====== DATASET EXTRACT ======

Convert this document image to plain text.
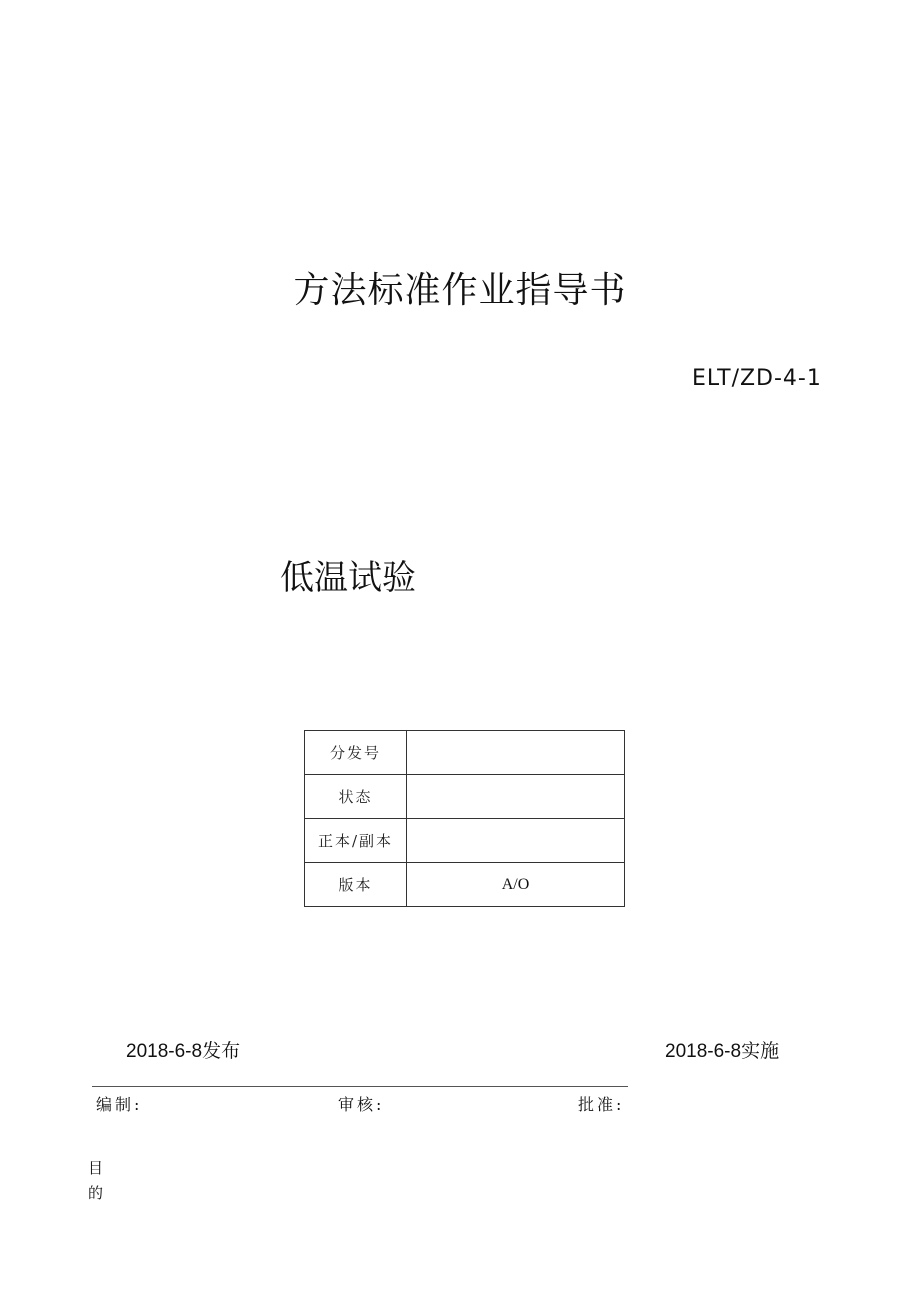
方法标准作业指导书
ELT/ZD-4-1
低温试验
分发号	
状态	
正本/副本	
版本	A/O
2018-6-8发布	2018-6-8实施
编制:	审核:	批准:
目的
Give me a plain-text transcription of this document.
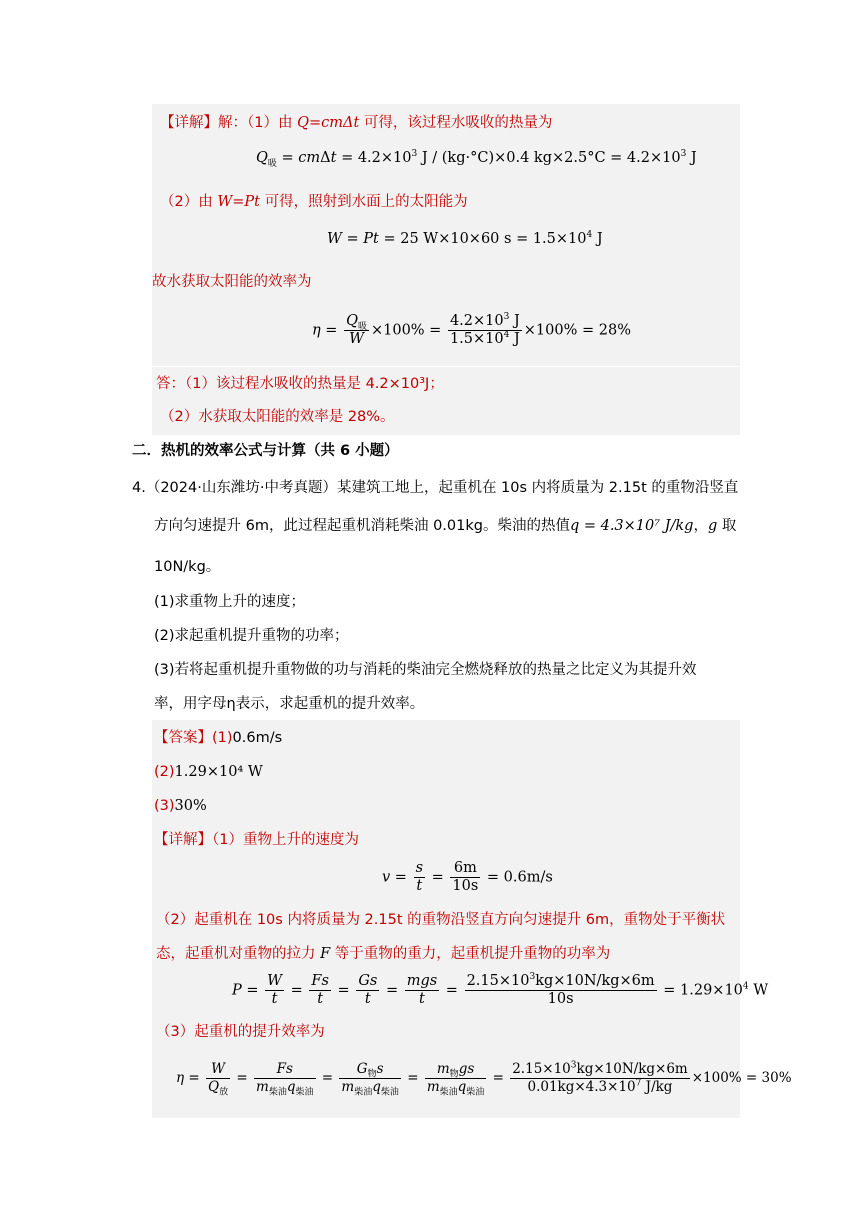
【详解】解：（1）由 Q=cmΔt 可得，该过程水吸收的热量为
$Q_吸 = cm\Delta t = 4.2\times 10^3$ J / (kg·°C)×0.4 $kg\times 2.5^\circ C = 4.2\times 10^3$ J
（2）由 W=Pt 可得，照射到水面上的太阳能为
W = Pt = 25 W×10×60 $s = 1.5\times 10^4$ J
故水获取太阳能的效率为
$\eta = \frac{Q_吸}{W} \times 100\% = \frac{4.2\times 10^3 J}{1.5\times 10^4 J} \times 100\% = 28\%$
答：（1）该过程水吸收的热量是 4.2×10³J；
（2）水获取太阳能的效率是 28%。
二．热机的效率公式与计算（共 6 小题）
4.（2024·山东潍坊·中考真题）某建筑工地上，起重机在 10s 内将质量为 2.15t 的重物沿竖直
方向匀速提升 6m，此过程起重机消耗柴油 0.01kg。柴油的热值q = 4.3×10⁷ J/kg，g 取
10N/kg。
(1)求重物上升的速度；
(2)求起重机提升重物的功率；
(3)若将起重机提升重物做的功与消耗的柴油完全燃烧释放的热量之比定义为其提升效
率，用字母η表示，求起重机的提升效率。
【答案】(1)0.6m/s
(2)1.29×10⁴ W
(3)30%
【详解】（1）重物上升的速度为
$v = \frac{s}{t} = \frac{6m}{10s} = 0.6m/s$
（2）起重机在 10s 内将质量为 2.15t 的重物沿竖直方向匀速提升 6m，重物处于平衡状
态，起重机对重物的拉力 F 等于重物的重力，起重机提升重物的功率为
$P = \frac{W}{t} = \frac{Fs}{t} = \frac{Gs}{t} = \frac{\text{mgs}}{t} = \frac{2.15\times 10^3kg\times 10N/kg\times 6m}{10s} = 1.29\times 10^4$ W
（3）起重机的提升效率为
$\eta = \frac{W}{Q_放} = \frac{Fs}{m_{柴油}q_{柴油}} = \frac{G_物s}{m_{柴油}q_{柴油}} = \frac{m_物gs}{m_{柴油}q_{柴油}} = \frac{2.15\times 10^3kg\times 10N/kg\times 6m}{0.01kg\times 4.3\times 10^7 J/kg} \times 100\% = 30\%$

======

> **STATED GOAL**: Leave out the pictures and output every record above precisely as given.

> **ANSWER TO THIS EXERCISE**:
Convert this document image to plain text.
方法标准作业指导书
ELT/ZD-4-1
低温试验
分发号	
状态	
正本/副本	
版本	A/O
2018-6-8发布	2018-6-8实施
编制:	审核:	批准:
目的
Give me a plain-text transcription of this document.
【详解】解：（1）由 Q=cmΔt 可得，该过程水吸收的热量为
$Q_吸 = cm\Delta t = 4.2\times 10^3$ J / (kg·°C)×0.4 $kg\times 2.5^\circ C = 4.2\times 10^3$ J
（2）由 W=Pt 可得，照射到水面上的太阳能为
W = Pt = 25 W×10×60 $s = 1.5\times 10^4$ J
故水获取太阳能的效率为
$\eta = \frac{Q_吸}{W} \times 100\% = \frac{4.2\times 10^3 J}{1.5\times 10^4 J} \times 100\% = 28\%$
答：（1）该过程水吸收的热量是 4.2×10³J；
（2）水获取太阳能的效率是 28%。
二．热机的效率公式与计算（共 6 小题）
4.（2024·山东潍坊·中考真题）某建筑工地上，起重机在 10s 内将质量为 2.15t 的重物沿竖直
方向匀速提升 6m，此过程起重机消耗柴油 0.01kg。柴油的热值q = 4.3×10⁷ J/kg，g 取
10N/kg。
(1)求重物上升的速度；
(2)求起重机提升重物的功率；
(3)若将起重机提升重物做的功与消耗的柴油完全燃烧释放的热量之比定义为其提升效
率，用字母η表示，求起重机的提升效率。
【答案】(1)0.6m/s
(2)1.29×10⁴ W
(3)30%
【详解】（1）重物上升的速度为
$v = \frac{s}{t} = \frac{6m}{10s} = 0.6m/s$
（2）起重机在 10s 内将质量为 2.15t 的重物沿竖直方向匀速提升 6m，重物处于平衡状
态，起重机对重物的拉力 F 等于重物的重力，起重机提升重物的功率为
$P = \frac{W}{t} = \frac{Fs}{t} = \frac{Gs}{t} = \frac{\text{mgs}}{t} = \frac{2.15\times 10^3kg\times 10N/kg\times 6m}{10s} = 1.29\times 10^4$ W
（3）起重机的提升效率为
$\eta = \frac{W}{Q_放} = \frac{Fs}{m_{柴油}q_{柴油}} = \frac{G_物s}{m_{柴油}q_{柴油}} = \frac{m_物gs}{m_{柴油}q_{柴油}} = \frac{2.15\times 10^3kg\times 10N/kg\times 6m}{0.01kg\times 4.3\times 10^7 J/kg} \times 100\% = 30\%$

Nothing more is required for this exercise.